Repeat every record exactly, but keep images out of the copy.

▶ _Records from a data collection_
+ + + + +

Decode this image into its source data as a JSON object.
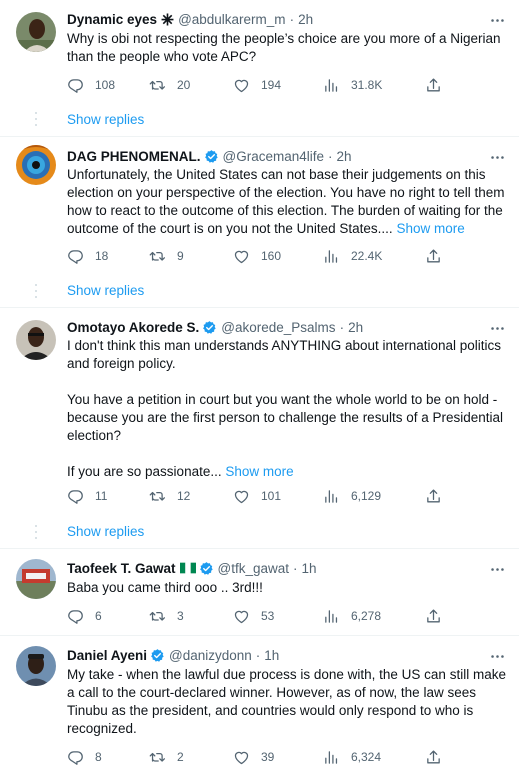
{
  "tweets": [
    {
      "name": "Dynamic eyes",
      "handle": "@abdulkarerm_m",
      "time": "2h",
      "text": "Why is obi not respecting the people’s choice are you more of a Nigerian than the people who vote APC?",
      "show_more": "",
      "replies": "108",
      "retweets": "20",
      "likes": "194",
      "views": "31.8K",
      "show_replies": "Show replies"
    },
    {
      "name": "DAG PHENOMENAL.",
      "handle": "@Graceman4life",
      "time": "2h",
      "text": "Unfortunately, the United States can not base their judgements on this election on your perspective of the election. You have no right to tell them how to react to the outcome of this election. The burden of waiting for the outcome of the court is on you not the United States....",
      "show_more": "Show more",
      "replies": "18",
      "retweets": "9",
      "likes": "160",
      "views": "22.4K",
      "show_replies": "Show replies"
    },
    {
      "name": "Omotayo Akorede S.",
      "handle": "@akorede_Psalms",
      "time": "2h",
      "text_p1": "I don't think this man understands ANYTHING about international politics and foreign policy.",
      "text_p2": "You have a petition in court but you want the whole world to be on hold - because you are the first person to challenge the results of a Presidential election?",
      "text_p3": "If you are so passionate...",
      "show_more": "Show more",
      "replies": "11",
      "retweets": "12",
      "likes": "101",
      "views": "6,129",
      "show_replies": "Show replies"
    },
    {
      "name": "Taofeek T. Gawat",
      "flag": "🇳🇬",
      "handle": "@tfk_gawat",
      "time": "1h",
      "text": "Baba you came third ooo .. 3rd!!!",
      "replies": "6",
      "retweets": "3",
      "likes": "53",
      "views": "6,278"
    },
    {
      "name": "Daniel Ayeni",
      "handle": "@danizydonn",
      "time": "1h",
      "text": "My take - when the lawful due process is done with, the US can still make a call to the court-declared winner. However, as of now, the law sees Tinubu as the president, and countries would only respond to who is recognized.",
      "replies": "8",
      "retweets": "2",
      "likes": "39",
      "views": "6,324"
    }
  ],
  "colors": {
    "verified_blue": "#1d9bf0",
    "secondary_text": "#536471",
    "divider": "#eff3f4"
  }
}
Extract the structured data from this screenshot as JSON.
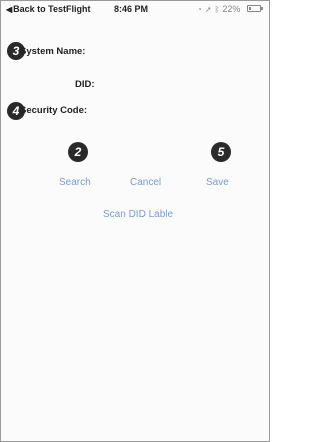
{
  "status_bar": {
    "back_text": "Back to TestFlight",
    "time": "8:46 PM",
    "battery": "22%",
    "battery_level": 0.22
  },
  "form": {
    "system_name_label": "System Name:",
    "did_label": "DID:",
    "security_code_label": "Security Code:",
    "system_name_value": "",
    "did_value": "",
    "security_code_value": ""
  },
  "annotations": {
    "n3": "3",
    "n4": "4",
    "n2": "2",
    "n5": "5"
  },
  "actions": {
    "search": "Search",
    "cancel": "Cancel",
    "save": "Save",
    "scan": "Scan DID Lable"
  },
  "colors": {
    "link": "#7a9cc8",
    "badge": "#2a2a2a"
  }
}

+ + + + +

▶ _Task result_
Decode this image into its source data as a JSON object.
{
  "tweets": [
    {
      "name": "Dynamic eyes",
      "handle": "@abdulkarerm_m",
      "time": "2h",
      "text": "Why is obi not respecting the people’s choice are you more of a Nigerian than the people who vote APC?",
      "show_more": "",
      "replies": "108",
      "retweets": "20",
      "likes": "194",
      "views": "31.8K",
      "show_replies": "Show replies"
    },
    {
      "name": "DAG PHENOMENAL.",
      "handle": "@Graceman4life",
      "time": "2h",
      "text": "Unfortunately, the United States can not base their judgements on this election on your perspective of the election. You have no right to tell them how to react to the outcome of this election. The burden of waiting for the outcome of the court is on you not the United States....",
      "show_more": "Show more",
      "replies": "18",
      "retweets": "9",
      "likes": "160",
      "views": "22.4K",
      "show_replies": "Show replies"
    },
    {
      "name": "Omotayo Akorede S.",
      "handle": "@akorede_Psalms",
      "time": "2h",
      "text_p1": "I don't think this man understands ANYTHING about international politics and foreign policy.",
      "text_p2": "You have a petition in court but you want the whole world to be on hold - because you are the first person to challenge the results of a Presidential election?",
      "text_p3": "If you are so passionate...",
      "show_more": "Show more",
      "replies": "11",
      "retweets": "12",
      "likes": "101",
      "views": "6,129",
      "show_replies": "Show replies"
    },
    {
      "name": "Taofeek T. Gawat",
      "flag": "🇳🇬",
      "handle": "@tfk_gawat",
      "time": "1h",
      "text": "Baba you came third ooo .. 3rd!!!",
      "replies": "6",
      "retweets": "3",
      "likes": "53",
      "views": "6,278"
    },
    {
      "name": "Daniel Ayeni",
      "handle": "@danizydonn",
      "time": "1h",
      "text": "My take - when the lawful due process is done with, the US can still make a call to the court-declared winner. However, as of now, the law sees Tinubu as the president, and countries would only respond to who is recognized.",
      "replies": "8",
      "retweets": "2",
      "likes": "39",
      "views": "6,324"
    }
  ],
  "colors": {
    "verified_blue": "#1d9bf0",
    "secondary_text": "#536471",
    "divider": "#eff3f4"
  }
}
Extract the structured data from this screenshot as JSON.
{
  "status_bar": {
    "back_text": "Back to TestFlight",
    "time": "8:46 PM",
    "battery": "22%",
    "battery_level": 0.22
  },
  "form": {
    "system_name_label": "System Name:",
    "did_label": "DID:",
    "security_code_label": "Security Code:",
    "system_name_value": "",
    "did_value": "",
    "security_code_value": ""
  },
  "annotations": {
    "n3": "3",
    "n4": "4",
    "n2": "2",
    "n5": "5"
  },
  "actions": {
    "search": "Search",
    "cancel": "Cancel",
    "save": "Save",
    "scan": "Scan DID Lable"
  },
  "colors": {
    "link": "#7a9cc8",
    "badge": "#2a2a2a"
  }
}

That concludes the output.